──────── Available records ────────

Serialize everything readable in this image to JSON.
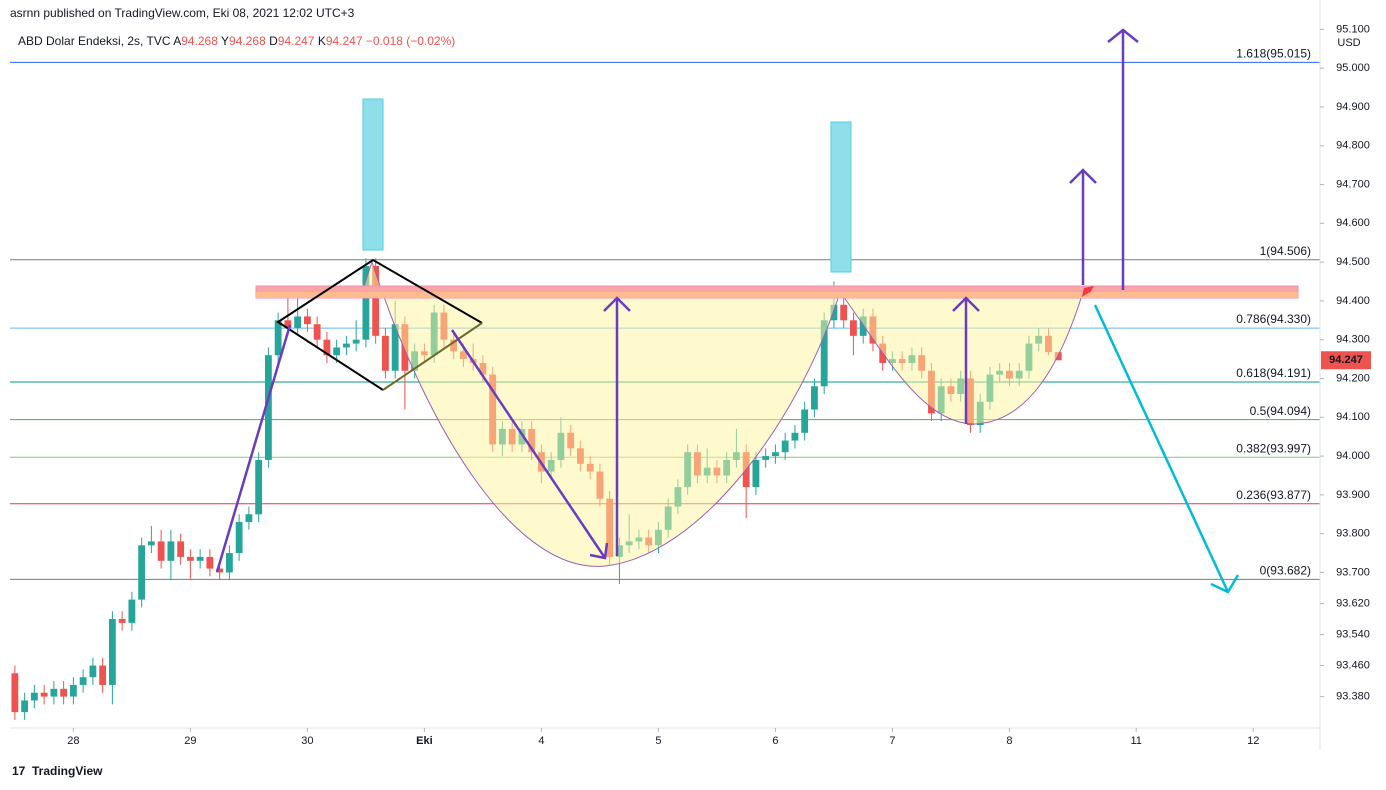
{
  "published": "asrnn published on TradingView.com, Eki 08, 2021 12:02 UTC+3",
  "footer_brand": "TradingView",
  "chart_data": {
    "type": "candlestick",
    "title": "ABD Dolar Endeksi, 2s, TVC",
    "ohlc_labels": [
      "A",
      "Y",
      "D",
      "K"
    ],
    "change": "−0.018 (−0.02%)",
    "currency": "USD",
    "up_color": "#26a69a",
    "down_color": "#ef5350",
    "open": [
      93.44,
      93.34,
      93.37,
      93.39,
      93.38,
      93.4,
      93.38,
      93.41,
      93.43,
      93.46,
      93.41,
      93.58,
      93.57,
      93.63,
      93.77,
      93.78,
      93.73,
      93.78,
      93.74,
      93.73,
      93.74,
      93.71,
      93.7,
      93.75,
      93.83,
      93.85,
      93.99,
      94.26,
      94.35,
      94.33,
      94.36,
      94.34,
      94.3,
      94.26,
      94.28,
      94.29,
      94.3,
      94.49,
      94.31,
      94.22,
      94.34,
      94.22,
      94.27,
      94.26,
      94.37,
      94.3,
      94.27,
      94.25,
      94.24,
      94.21,
      94.03,
      94.07,
      94.03,
      94.07,
      94.01,
      93.96,
      93.99,
      94.06,
      94.02,
      93.98,
      93.96,
      93.89,
      93.74,
      93.77,
      93.78,
      93.79,
      93.77,
      93.81,
      93.87,
      93.92,
      94.01,
      93.95,
      93.97,
      93.95,
      93.99,
      94.01,
      93.92,
      93.99,
      94.0,
      94.01,
      94.04,
      94.06,
      94.12,
      94.18,
      94.35,
      94.39,
      94.35,
      94.31,
      94.36,
      94.29,
      94.24,
      94.25,
      94.24,
      94.26,
      94.22,
      94.11,
      94.18,
      94.16,
      94.2,
      94.08,
      94.14,
      94.21,
      94.22,
      94.2,
      94.22,
      94.29,
      94.31,
      94.268
    ],
    "high": [
      93.46,
      93.39,
      93.41,
      93.41,
      93.42,
      93.42,
      93.43,
      93.45,
      93.48,
      93.48,
      93.6,
      93.6,
      93.65,
      93.79,
      93.82,
      93.81,
      93.81,
      93.8,
      93.76,
      93.76,
      93.76,
      93.73,
      93.77,
      93.85,
      93.87,
      94.01,
      94.28,
      94.37,
      94.43,
      94.42,
      94.38,
      94.36,
      94.32,
      94.3,
      94.31,
      94.35,
      94.51,
      94.51,
      94.33,
      94.4,
      94.36,
      94.29,
      94.29,
      94.39,
      94.39,
      94.32,
      94.29,
      94.29,
      94.26,
      94.23,
      94.09,
      94.09,
      94.09,
      94.09,
      94.03,
      94.01,
      94.1,
      94.08,
      94.04,
      94.0,
      93.98,
      93.91,
      93.79,
      93.85,
      93.81,
      93.81,
      93.83,
      93.89,
      93.94,
      94.03,
      94.03,
      94.02,
      93.99,
      94.01,
      94.07,
      94.03,
      94.01,
      94.02,
      94.03,
      94.06,
      94.08,
      94.14,
      94.2,
      94.37,
      94.45,
      94.41,
      94.37,
      94.38,
      94.38,
      94.31,
      94.27,
      94.27,
      94.28,
      94.28,
      94.24,
      94.2,
      94.2,
      94.22,
      94.22,
      94.16,
      94.23,
      94.24,
      94.24,
      94.24,
      94.31,
      94.33,
      94.33,
      94.268
    ],
    "low": [
      93.32,
      93.32,
      93.35,
      93.36,
      93.36,
      93.36,
      93.36,
      93.39,
      93.41,
      93.39,
      93.36,
      93.55,
      93.55,
      93.61,
      93.75,
      93.71,
      93.68,
      93.72,
      93.68,
      93.71,
      93.69,
      93.68,
      93.68,
      93.73,
      93.81,
      93.83,
      93.97,
      94.24,
      94.31,
      94.31,
      94.32,
      94.28,
      94.24,
      94.24,
      94.26,
      94.27,
      94.28,
      94.29,
      94.2,
      94.2,
      94.12,
      94.2,
      94.24,
      94.24,
      94.28,
      94.25,
      94.23,
      94.22,
      94.19,
      94.01,
      94.0,
      94.01,
      94.01,
      93.99,
      93.93,
      93.94,
      93.97,
      94.0,
      93.96,
      93.94,
      93.87,
      93.72,
      93.67,
      93.75,
      93.76,
      93.75,
      93.75,
      93.79,
      93.85,
      93.9,
      93.93,
      93.93,
      93.93,
      93.93,
      93.97,
      93.84,
      93.9,
      93.97,
      93.98,
      93.99,
      94.02,
      94.04,
      94.1,
      94.16,
      94.33,
      94.33,
      94.26,
      94.29,
      94.27,
      94.22,
      94.22,
      94.22,
      94.22,
      94.2,
      94.09,
      94.09,
      94.14,
      94.14,
      94.06,
      94.06,
      94.12,
      94.19,
      94.18,
      94.18,
      94.2,
      94.27,
      94.26,
      94.247
    ],
    "close": [
      93.34,
      93.37,
      93.39,
      93.38,
      93.4,
      93.38,
      93.41,
      93.43,
      93.46,
      93.41,
      93.58,
      93.57,
      93.63,
      93.77,
      93.78,
      93.73,
      93.78,
      93.74,
      93.73,
      93.74,
      93.71,
      93.7,
      93.75,
      93.83,
      93.85,
      93.99,
      94.26,
      94.35,
      94.33,
      94.36,
      94.34,
      94.3,
      94.26,
      94.28,
      94.29,
      94.3,
      94.49,
      94.31,
      94.22,
      94.34,
      94.22,
      94.27,
      94.26,
      94.37,
      94.3,
      94.27,
      94.25,
      94.24,
      94.21,
      94.03,
      94.07,
      94.03,
      94.07,
      94.01,
      93.96,
      93.99,
      94.06,
      94.02,
      93.98,
      93.96,
      93.89,
      93.74,
      93.77,
      93.78,
      93.79,
      93.77,
      93.81,
      93.87,
      93.92,
      94.01,
      93.95,
      93.97,
      93.95,
      93.99,
      94.01,
      93.92,
      93.99,
      94.0,
      94.01,
      94.04,
      94.06,
      94.12,
      94.18,
      94.35,
      94.39,
      94.35,
      94.31,
      94.36,
      94.29,
      94.24,
      94.25,
      94.24,
      94.26,
      94.22,
      94.11,
      94.18,
      94.16,
      94.2,
      94.08,
      94.14,
      94.21,
      94.22,
      94.2,
      94.22,
      94.29,
      94.31,
      94.268,
      94.247
    ],
    "xlim": [
      -0.5,
      133.85
    ],
    "xticks": [
      {
        "value": 6,
        "label": "28"
      },
      {
        "value": 18,
        "label": "29"
      },
      {
        "value": 30,
        "label": "30"
      },
      {
        "value": 42,
        "label": "Eki"
      },
      {
        "value": 54,
        "label": "4"
      },
      {
        "value": 66,
        "label": "5"
      },
      {
        "value": 78,
        "label": "6"
      },
      {
        "value": 90,
        "label": "7"
      },
      {
        "value": 102,
        "label": "8"
      },
      {
        "value": 115,
        "label": "11"
      },
      {
        "value": 127,
        "label": "12"
      }
    ],
    "ylim": [
      93.299,
      95.119
    ],
    "yticks": [
      {
        "value": 95.1,
        "label": "95.100"
      },
      {
        "value": 95,
        "label": "95.000"
      },
      {
        "value": 94.9,
        "label": "94.900"
      },
      {
        "value": 94.8,
        "label": "94.800"
      },
      {
        "value": 94.7,
        "label": "94.700"
      },
      {
        "value": 94.6,
        "label": "94.600"
      },
      {
        "value": 94.5,
        "label": "94.500"
      },
      {
        "value": 94.4,
        "label": "94.400"
      },
      {
        "value": 94.3,
        "label": "94.300"
      },
      {
        "value": 94.2,
        "label": "94.200"
      },
      {
        "value": 94.1,
        "label": "94.100"
      },
      {
        "value": 94,
        "label": "94.000"
      },
      {
        "value": 93.9,
        "label": "93.900"
      },
      {
        "value": 93.8,
        "label": "93.800"
      },
      {
        "value": 93.7,
        "label": "93.700"
      },
      {
        "value": 93.62,
        "label": "93.620"
      },
      {
        "value": 93.54,
        "label": "93.540"
      },
      {
        "value": 93.46,
        "label": "93.460"
      },
      {
        "value": 93.38,
        "label": "93.380"
      }
    ],
    "fib_levels": [
      {
        "label": "1.618(95.015)",
        "value": 95.015,
        "color": "#2962ff"
      },
      {
        "label": "1(94.506)",
        "value": 94.506,
        "color": "#787b86"
      },
      {
        "label": "0.786(94.330)",
        "value": 94.33,
        "color": "#64b5f6"
      },
      {
        "label": "0.618(94.191)",
        "value": 94.191,
        "color": "#089981"
      },
      {
        "label": "0.5(94.094)",
        "value": 94.094,
        "color": "#4caf50"
      },
      {
        "label": "0.382(93.997)",
        "value": 93.997,
        "color": "#81c784"
      },
      {
        "label": "0.236(93.877)",
        "value": 93.877,
        "color": "#f23645"
      },
      {
        "label": "0(93.682)",
        "value": 93.682,
        "color": "#787b86"
      }
    ]
  }
}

────────

Which lines in the data above contain "TradingView"? Show each one.

Expected output
  "published": "asrnn published on TradingView.com, Eki 08, 2021 12:02 UTC+3",
  "footer_brand": "TradingView",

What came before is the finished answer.